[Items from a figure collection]
=====

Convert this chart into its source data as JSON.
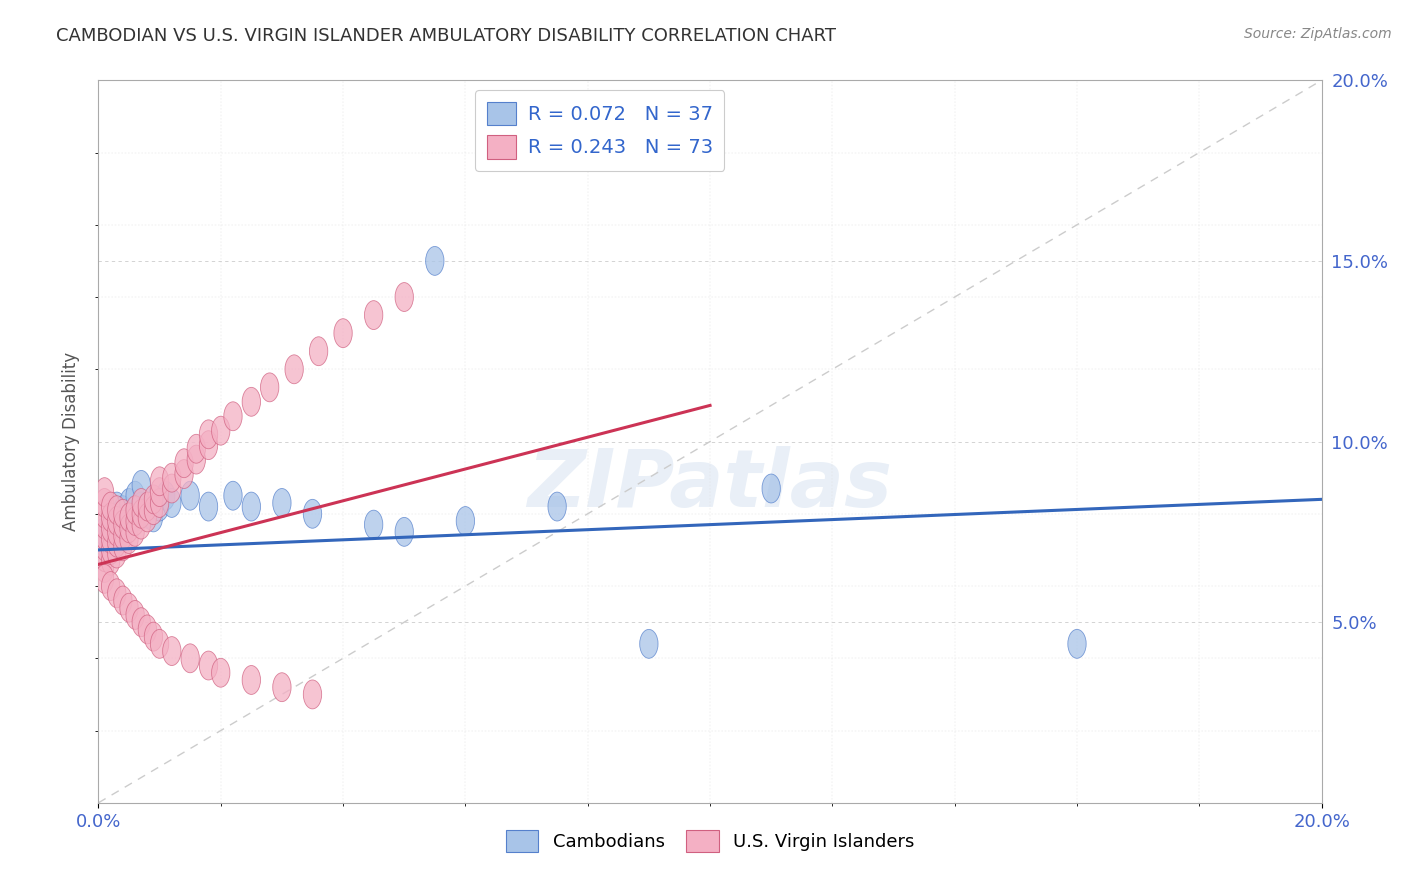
{
  "title": "CAMBODIAN VS U.S. VIRGIN ISLANDER AMBULATORY DISABILITY CORRELATION CHART",
  "source": "Source: ZipAtlas.com",
  "ylabel": "Ambulatory Disability",
  "xlim": [
    0.0,
    0.2
  ],
  "ylim": [
    0.0,
    0.2
  ],
  "cambodian_color": "#a8c4e8",
  "virgin_islander_color": "#f4b0c4",
  "cambodian_edge": "#5580cc",
  "virgin_islander_edge": "#d06080",
  "trend_cambodian_color": "#3366bb",
  "trend_virgin_color": "#cc3355",
  "diagonal_color": "#ddaaaa",
  "legend_r_cambodian": "R = 0.072",
  "legend_n_cambodian": "N = 37",
  "legend_r_virgin": "R = 0.243",
  "legend_n_virgin": "N = 73",
  "legend_label_cambodian": "Cambodians",
  "legend_label_virgin": "U.S. Virgin Islanders",
  "watermark": "ZIPatlas",
  "cam_trend_x": [
    0.0,
    0.2
  ],
  "cam_trend_y": [
    0.07,
    0.084
  ],
  "vir_trend_x": [
    0.0,
    0.1
  ],
  "vir_trend_y": [
    0.066,
    0.11
  ],
  "cambodian_x": [
    0.001,
    0.001,
    0.002,
    0.002,
    0.002,
    0.003,
    0.003,
    0.003,
    0.003,
    0.004,
    0.004,
    0.004,
    0.005,
    0.005,
    0.006,
    0.006,
    0.007,
    0.007,
    0.008,
    0.009,
    0.01,
    0.011,
    0.012,
    0.015,
    0.018,
    0.022,
    0.025,
    0.03,
    0.035,
    0.045,
    0.06,
    0.075,
    0.09,
    0.11,
    0.16,
    0.05,
    0.055
  ],
  "cambodian_y": [
    0.072,
    0.075,
    0.071,
    0.077,
    0.074,
    0.073,
    0.076,
    0.079,
    0.082,
    0.075,
    0.078,
    0.081,
    0.077,
    0.083,
    0.079,
    0.085,
    0.082,
    0.088,
    0.08,
    0.079,
    0.082,
    0.085,
    0.083,
    0.085,
    0.082,
    0.085,
    0.082,
    0.083,
    0.08,
    0.077,
    0.078,
    0.082,
    0.044,
    0.087,
    0.044,
    0.075,
    0.15
  ],
  "virgin_x": [
    0.001,
    0.001,
    0.001,
    0.001,
    0.001,
    0.001,
    0.001,
    0.001,
    0.002,
    0.002,
    0.002,
    0.002,
    0.002,
    0.002,
    0.003,
    0.003,
    0.003,
    0.003,
    0.003,
    0.004,
    0.004,
    0.004,
    0.004,
    0.005,
    0.005,
    0.005,
    0.006,
    0.006,
    0.006,
    0.007,
    0.007,
    0.007,
    0.008,
    0.008,
    0.009,
    0.009,
    0.01,
    0.01,
    0.01,
    0.012,
    0.012,
    0.014,
    0.014,
    0.016,
    0.016,
    0.018,
    0.018,
    0.02,
    0.022,
    0.025,
    0.028,
    0.032,
    0.036,
    0.04,
    0.045,
    0.05,
    0.001,
    0.002,
    0.003,
    0.004,
    0.005,
    0.006,
    0.007,
    0.008,
    0.009,
    0.01,
    0.012,
    0.015,
    0.018,
    0.02,
    0.025,
    0.03,
    0.035
  ],
  "virgin_y": [
    0.065,
    0.068,
    0.071,
    0.074,
    0.077,
    0.08,
    0.083,
    0.086,
    0.067,
    0.07,
    0.073,
    0.076,
    0.079,
    0.082,
    0.069,
    0.072,
    0.075,
    0.078,
    0.081,
    0.071,
    0.074,
    0.077,
    0.08,
    0.073,
    0.076,
    0.079,
    0.075,
    0.078,
    0.081,
    0.077,
    0.08,
    0.083,
    0.079,
    0.082,
    0.081,
    0.084,
    0.083,
    0.086,
    0.089,
    0.087,
    0.09,
    0.091,
    0.094,
    0.095,
    0.098,
    0.099,
    0.102,
    0.103,
    0.107,
    0.111,
    0.115,
    0.12,
    0.125,
    0.13,
    0.135,
    0.14,
    0.062,
    0.06,
    0.058,
    0.056,
    0.054,
    0.052,
    0.05,
    0.048,
    0.046,
    0.044,
    0.042,
    0.04,
    0.038,
    0.036,
    0.034,
    0.032,
    0.03
  ]
}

=====

Leave out the pictures and print every line of the data exactly.

Convert this chart into its source data as JSON.
{
  "title": "CAMBODIAN VS U.S. VIRGIN ISLANDER AMBULATORY DISABILITY CORRELATION CHART",
  "source": "Source: ZipAtlas.com",
  "ylabel": "Ambulatory Disability",
  "xlim": [
    0.0,
    0.2
  ],
  "ylim": [
    0.0,
    0.2
  ],
  "cambodian_color": "#a8c4e8",
  "virgin_islander_color": "#f4b0c4",
  "cambodian_edge": "#5580cc",
  "virgin_islander_edge": "#d06080",
  "trend_cambodian_color": "#3366bb",
  "trend_virgin_color": "#cc3355",
  "diagonal_color": "#ddaaaa",
  "legend_r_cambodian": "R = 0.072",
  "legend_n_cambodian": "N = 37",
  "legend_r_virgin": "R = 0.243",
  "legend_n_virgin": "N = 73",
  "legend_label_cambodian": "Cambodians",
  "legend_label_virgin": "U.S. Virgin Islanders",
  "watermark": "ZIPatlas",
  "cam_trend_x": [
    0.0,
    0.2
  ],
  "cam_trend_y": [
    0.07,
    0.084
  ],
  "vir_trend_x": [
    0.0,
    0.1
  ],
  "vir_trend_y": [
    0.066,
    0.11
  ],
  "cambodian_x": [
    0.001,
    0.001,
    0.002,
    0.002,
    0.002,
    0.003,
    0.003,
    0.003,
    0.003,
    0.004,
    0.004,
    0.004,
    0.005,
    0.005,
    0.006,
    0.006,
    0.007,
    0.007,
    0.008,
    0.009,
    0.01,
    0.011,
    0.012,
    0.015,
    0.018,
    0.022,
    0.025,
    0.03,
    0.035,
    0.045,
    0.06,
    0.075,
    0.09,
    0.11,
    0.16,
    0.05,
    0.055
  ],
  "cambodian_y": [
    0.072,
    0.075,
    0.071,
    0.077,
    0.074,
    0.073,
    0.076,
    0.079,
    0.082,
    0.075,
    0.078,
    0.081,
    0.077,
    0.083,
    0.079,
    0.085,
    0.082,
    0.088,
    0.08,
    0.079,
    0.082,
    0.085,
    0.083,
    0.085,
    0.082,
    0.085,
    0.082,
    0.083,
    0.08,
    0.077,
    0.078,
    0.082,
    0.044,
    0.087,
    0.044,
    0.075,
    0.15
  ],
  "virgin_x": [
    0.001,
    0.001,
    0.001,
    0.001,
    0.001,
    0.001,
    0.001,
    0.001,
    0.002,
    0.002,
    0.002,
    0.002,
    0.002,
    0.002,
    0.003,
    0.003,
    0.003,
    0.003,
    0.003,
    0.004,
    0.004,
    0.004,
    0.004,
    0.005,
    0.005,
    0.005,
    0.006,
    0.006,
    0.006,
    0.007,
    0.007,
    0.007,
    0.008,
    0.008,
    0.009,
    0.009,
    0.01,
    0.01,
    0.01,
    0.012,
    0.012,
    0.014,
    0.014,
    0.016,
    0.016,
    0.018,
    0.018,
    0.02,
    0.022,
    0.025,
    0.028,
    0.032,
    0.036,
    0.04,
    0.045,
    0.05,
    0.001,
    0.002,
    0.003,
    0.004,
    0.005,
    0.006,
    0.007,
    0.008,
    0.009,
    0.01,
    0.012,
    0.015,
    0.018,
    0.02,
    0.025,
    0.03,
    0.035
  ],
  "virgin_y": [
    0.065,
    0.068,
    0.071,
    0.074,
    0.077,
    0.08,
    0.083,
    0.086,
    0.067,
    0.07,
    0.073,
    0.076,
    0.079,
    0.082,
    0.069,
    0.072,
    0.075,
    0.078,
    0.081,
    0.071,
    0.074,
    0.077,
    0.08,
    0.073,
    0.076,
    0.079,
    0.075,
    0.078,
    0.081,
    0.077,
    0.08,
    0.083,
    0.079,
    0.082,
    0.081,
    0.084,
    0.083,
    0.086,
    0.089,
    0.087,
    0.09,
    0.091,
    0.094,
    0.095,
    0.098,
    0.099,
    0.102,
    0.103,
    0.107,
    0.111,
    0.115,
    0.12,
    0.125,
    0.13,
    0.135,
    0.14,
    0.062,
    0.06,
    0.058,
    0.056,
    0.054,
    0.052,
    0.05,
    0.048,
    0.046,
    0.044,
    0.042,
    0.04,
    0.038,
    0.036,
    0.034,
    0.032,
    0.03
  ]
}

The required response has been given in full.